— start —
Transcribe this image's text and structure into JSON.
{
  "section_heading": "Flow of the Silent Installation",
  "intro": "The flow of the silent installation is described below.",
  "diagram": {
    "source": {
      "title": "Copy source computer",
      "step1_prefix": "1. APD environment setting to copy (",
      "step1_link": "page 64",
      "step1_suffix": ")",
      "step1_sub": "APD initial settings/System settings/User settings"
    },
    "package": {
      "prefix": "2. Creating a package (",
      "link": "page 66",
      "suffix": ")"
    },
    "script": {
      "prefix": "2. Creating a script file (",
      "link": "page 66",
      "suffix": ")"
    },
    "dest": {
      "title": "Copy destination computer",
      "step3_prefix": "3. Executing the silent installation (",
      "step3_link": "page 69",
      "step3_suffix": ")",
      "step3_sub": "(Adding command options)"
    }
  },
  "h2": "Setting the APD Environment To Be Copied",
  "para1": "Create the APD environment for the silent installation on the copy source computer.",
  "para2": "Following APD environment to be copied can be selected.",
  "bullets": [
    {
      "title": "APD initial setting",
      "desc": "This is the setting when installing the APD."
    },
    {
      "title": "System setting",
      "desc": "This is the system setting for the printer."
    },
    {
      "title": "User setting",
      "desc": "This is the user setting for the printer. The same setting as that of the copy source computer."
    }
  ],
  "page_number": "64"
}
— end —
— start —
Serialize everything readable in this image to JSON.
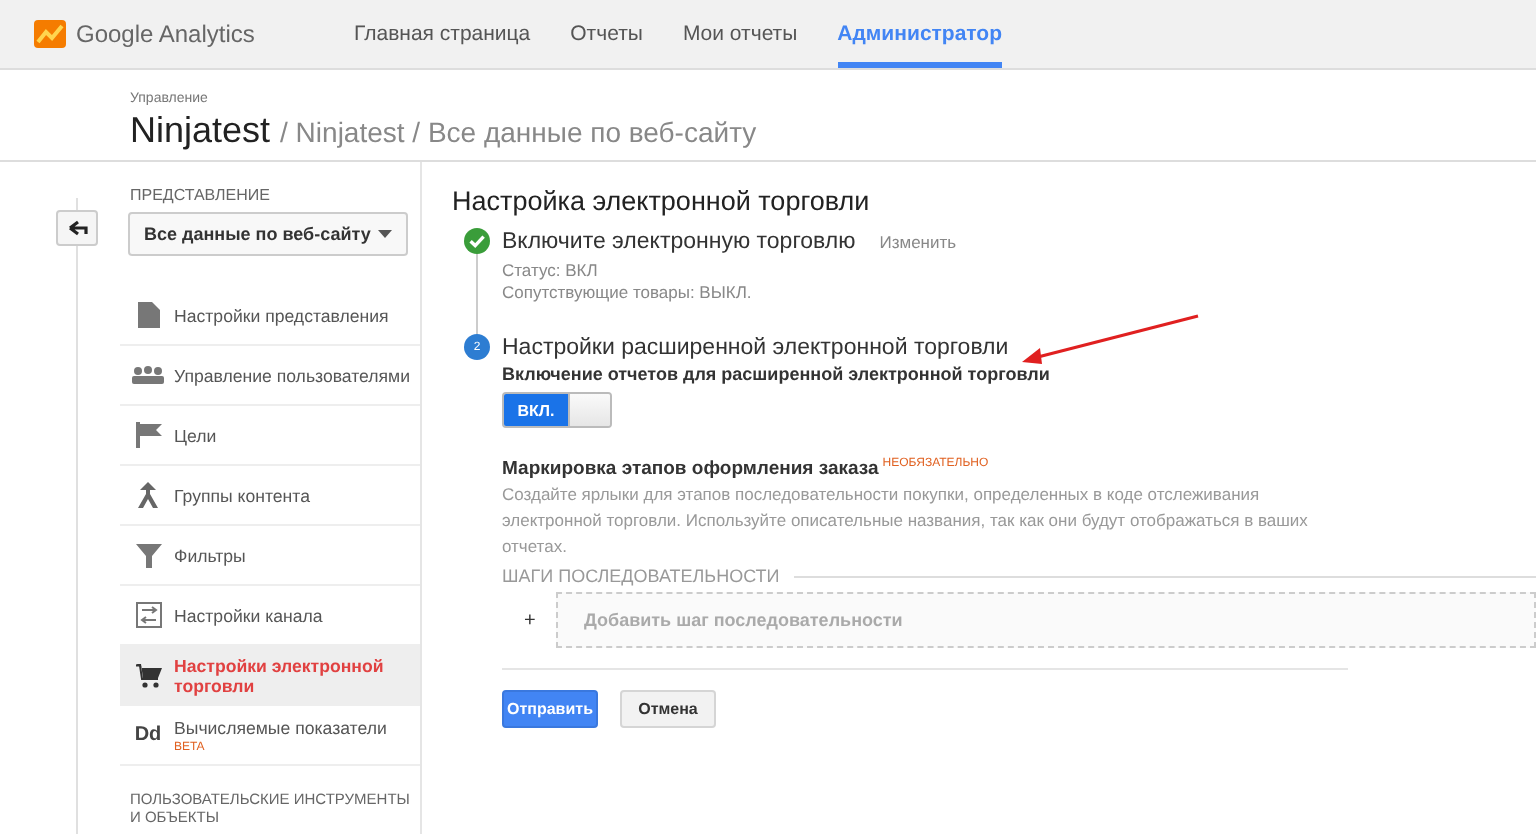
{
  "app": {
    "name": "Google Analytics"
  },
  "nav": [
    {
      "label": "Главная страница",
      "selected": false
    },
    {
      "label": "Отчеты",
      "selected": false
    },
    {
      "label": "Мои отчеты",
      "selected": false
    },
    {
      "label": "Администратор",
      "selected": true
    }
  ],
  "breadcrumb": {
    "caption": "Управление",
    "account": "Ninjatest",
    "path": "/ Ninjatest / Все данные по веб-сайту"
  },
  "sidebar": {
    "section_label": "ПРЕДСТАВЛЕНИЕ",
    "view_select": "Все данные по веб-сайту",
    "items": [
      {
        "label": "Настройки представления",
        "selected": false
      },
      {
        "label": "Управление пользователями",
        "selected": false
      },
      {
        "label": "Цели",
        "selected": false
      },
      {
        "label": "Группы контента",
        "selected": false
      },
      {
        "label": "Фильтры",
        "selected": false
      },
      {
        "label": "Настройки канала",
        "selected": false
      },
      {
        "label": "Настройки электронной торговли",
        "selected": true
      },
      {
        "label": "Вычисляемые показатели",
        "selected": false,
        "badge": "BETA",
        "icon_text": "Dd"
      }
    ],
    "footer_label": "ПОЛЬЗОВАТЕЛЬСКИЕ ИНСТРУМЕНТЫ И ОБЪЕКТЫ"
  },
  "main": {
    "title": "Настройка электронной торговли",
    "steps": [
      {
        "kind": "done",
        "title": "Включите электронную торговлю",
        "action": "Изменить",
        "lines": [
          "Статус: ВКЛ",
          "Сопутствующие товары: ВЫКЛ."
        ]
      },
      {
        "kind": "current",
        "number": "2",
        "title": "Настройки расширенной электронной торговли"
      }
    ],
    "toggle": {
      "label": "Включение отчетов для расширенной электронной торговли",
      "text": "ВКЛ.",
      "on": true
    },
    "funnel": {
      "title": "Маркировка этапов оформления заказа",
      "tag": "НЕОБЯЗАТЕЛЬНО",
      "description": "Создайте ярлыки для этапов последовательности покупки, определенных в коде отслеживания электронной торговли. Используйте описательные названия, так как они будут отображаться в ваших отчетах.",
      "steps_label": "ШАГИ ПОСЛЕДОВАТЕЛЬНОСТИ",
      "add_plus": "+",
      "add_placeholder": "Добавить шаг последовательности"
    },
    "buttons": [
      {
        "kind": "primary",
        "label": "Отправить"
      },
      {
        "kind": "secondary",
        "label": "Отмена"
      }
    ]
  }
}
— end —
Collect the lines that hold "сайту".

    "path": "/ Ninjatest / Все данные по веб-сайту"
    "view_select": "Все данные по веб-сайту",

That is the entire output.